*Provided records:*
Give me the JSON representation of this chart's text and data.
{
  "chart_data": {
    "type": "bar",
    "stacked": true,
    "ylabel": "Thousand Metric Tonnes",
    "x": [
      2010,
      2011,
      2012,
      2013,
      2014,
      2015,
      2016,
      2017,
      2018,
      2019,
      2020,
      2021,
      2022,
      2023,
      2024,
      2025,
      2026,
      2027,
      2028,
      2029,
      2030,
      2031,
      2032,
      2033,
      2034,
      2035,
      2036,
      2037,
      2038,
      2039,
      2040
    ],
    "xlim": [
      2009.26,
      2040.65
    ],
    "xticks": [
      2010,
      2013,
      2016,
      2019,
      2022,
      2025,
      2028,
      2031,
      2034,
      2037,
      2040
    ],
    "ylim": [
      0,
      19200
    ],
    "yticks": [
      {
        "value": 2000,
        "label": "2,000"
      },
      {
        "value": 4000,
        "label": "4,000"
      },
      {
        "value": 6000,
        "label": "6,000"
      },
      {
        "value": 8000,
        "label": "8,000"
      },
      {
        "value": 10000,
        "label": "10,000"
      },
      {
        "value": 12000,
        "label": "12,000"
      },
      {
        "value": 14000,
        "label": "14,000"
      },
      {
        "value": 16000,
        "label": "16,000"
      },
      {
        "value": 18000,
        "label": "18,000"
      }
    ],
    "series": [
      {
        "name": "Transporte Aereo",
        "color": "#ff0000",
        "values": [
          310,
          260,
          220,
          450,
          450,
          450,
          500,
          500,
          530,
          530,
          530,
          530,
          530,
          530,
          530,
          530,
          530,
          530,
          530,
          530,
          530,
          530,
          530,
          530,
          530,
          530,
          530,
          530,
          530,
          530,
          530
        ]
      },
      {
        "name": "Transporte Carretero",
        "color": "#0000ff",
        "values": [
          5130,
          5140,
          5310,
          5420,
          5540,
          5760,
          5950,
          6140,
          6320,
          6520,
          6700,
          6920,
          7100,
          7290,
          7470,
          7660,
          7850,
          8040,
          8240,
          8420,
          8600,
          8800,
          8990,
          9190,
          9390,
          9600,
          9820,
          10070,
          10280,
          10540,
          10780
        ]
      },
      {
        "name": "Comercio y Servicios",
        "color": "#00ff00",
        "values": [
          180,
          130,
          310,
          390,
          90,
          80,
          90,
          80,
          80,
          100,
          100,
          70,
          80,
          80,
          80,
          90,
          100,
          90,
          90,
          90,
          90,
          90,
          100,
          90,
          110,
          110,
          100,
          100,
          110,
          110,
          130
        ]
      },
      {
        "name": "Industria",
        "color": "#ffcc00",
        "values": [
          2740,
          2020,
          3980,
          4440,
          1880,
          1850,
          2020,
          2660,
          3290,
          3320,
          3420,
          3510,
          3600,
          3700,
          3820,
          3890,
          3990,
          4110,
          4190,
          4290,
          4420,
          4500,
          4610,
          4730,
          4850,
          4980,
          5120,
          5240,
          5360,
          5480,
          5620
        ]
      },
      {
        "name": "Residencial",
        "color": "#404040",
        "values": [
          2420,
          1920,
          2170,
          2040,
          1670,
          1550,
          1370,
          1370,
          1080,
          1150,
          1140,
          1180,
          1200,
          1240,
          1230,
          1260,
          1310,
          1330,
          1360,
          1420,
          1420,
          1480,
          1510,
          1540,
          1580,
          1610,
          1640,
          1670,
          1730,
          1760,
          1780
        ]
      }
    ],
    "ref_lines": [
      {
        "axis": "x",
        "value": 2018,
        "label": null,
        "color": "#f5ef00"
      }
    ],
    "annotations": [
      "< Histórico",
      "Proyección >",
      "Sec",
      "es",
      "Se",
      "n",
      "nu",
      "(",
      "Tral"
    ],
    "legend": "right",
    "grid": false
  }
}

*Work to complete:* Go back to the listing above and please repeat it exactly.

*Task output:*
Give me the JSON representation of this chart's text and data.
{
  "chart_data": {
    "type": "bar",
    "stacked": true,
    "ylabel": "Thousand Metric Tonnes",
    "x": [
      2010,
      2011,
      2012,
      2013,
      2014,
      2015,
      2016,
      2017,
      2018,
      2019,
      2020,
      2021,
      2022,
      2023,
      2024,
      2025,
      2026,
      2027,
      2028,
      2029,
      2030,
      2031,
      2032,
      2033,
      2034,
      2035,
      2036,
      2037,
      2038,
      2039,
      2040
    ],
    "xlim": [
      2009.26,
      2040.65
    ],
    "xticks": [
      2010,
      2013,
      2016,
      2019,
      2022,
      2025,
      2028,
      2031,
      2034,
      2037,
      2040
    ],
    "ylim": [
      0,
      19200
    ],
    "yticks": [
      {
        "value": 2000,
        "label": "2,000"
      },
      {
        "value": 4000,
        "label": "4,000"
      },
      {
        "value": 6000,
        "label": "6,000"
      },
      {
        "value": 8000,
        "label": "8,000"
      },
      {
        "value": 10000,
        "label": "10,000"
      },
      {
        "value": 12000,
        "label": "12,000"
      },
      {
        "value": 14000,
        "label": "14,000"
      },
      {
        "value": 16000,
        "label": "16,000"
      },
      {
        "value": 18000,
        "label": "18,000"
      }
    ],
    "series": [
      {
        "name": "Transporte Aereo",
        "color": "#ff0000",
        "values": [
          310,
          260,
          220,
          450,
          450,
          450,
          500,
          500,
          530,
          530,
          530,
          530,
          530,
          530,
          530,
          530,
          530,
          530,
          530,
          530,
          530,
          530,
          530,
          530,
          530,
          530,
          530,
          530,
          530,
          530,
          530
        ]
      },
      {
        "name": "Transporte Carretero",
        "color": "#0000ff",
        "values": [
          5130,
          5140,
          5310,
          5420,
          5540,
          5760,
          5950,
          6140,
          6320,
          6520,
          6700,
          6920,
          7100,
          7290,
          7470,
          7660,
          7850,
          8040,
          8240,
          8420,
          8600,
          8800,
          8990,
          9190,
          9390,
          9600,
          9820,
          10070,
          10280,
          10540,
          10780
        ]
      },
      {
        "name": "Comercio y Servicios",
        "color": "#00ff00",
        "values": [
          180,
          130,
          310,
          390,
          90,
          80,
          90,
          80,
          80,
          100,
          100,
          70,
          80,
          80,
          80,
          90,
          100,
          90,
          90,
          90,
          90,
          90,
          100,
          90,
          110,
          110,
          100,
          100,
          110,
          110,
          130
        ]
      },
      {
        "name": "Industria",
        "color": "#ffcc00",
        "values": [
          2740,
          2020,
          3980,
          4440,
          1880,
          1850,
          2020,
          2660,
          3290,
          3320,
          3420,
          3510,
          3600,
          3700,
          3820,
          3890,
          3990,
          4110,
          4190,
          4290,
          4420,
          4500,
          4610,
          4730,
          4850,
          4980,
          5120,
          5240,
          5360,
          5480,
          5620
        ]
      },
      {
        "name": "Residencial",
        "color": "#404040",
        "values": [
          2420,
          1920,
          2170,
          2040,
          1670,
          1550,
          1370,
          1370,
          1080,
          1150,
          1140,
          1180,
          1200,
          1240,
          1230,
          1260,
          1310,
          1330,
          1360,
          1420,
          1420,
          1480,
          1510,
          1540,
          1580,
          1610,
          1640,
          1670,
          1730,
          1760,
          1780
        ]
      }
    ],
    "ref_lines": [
      {
        "axis": "x",
        "value": 2018,
        "label": null,
        "color": "#f5ef00"
      }
    ],
    "annotations": [
      "< Histórico",
      "Proyección >",
      "Sec",
      "es",
      "Se",
      "n",
      "nu",
      "(",
      "Tral"
    ],
    "legend": "right",
    "grid": false
  }
}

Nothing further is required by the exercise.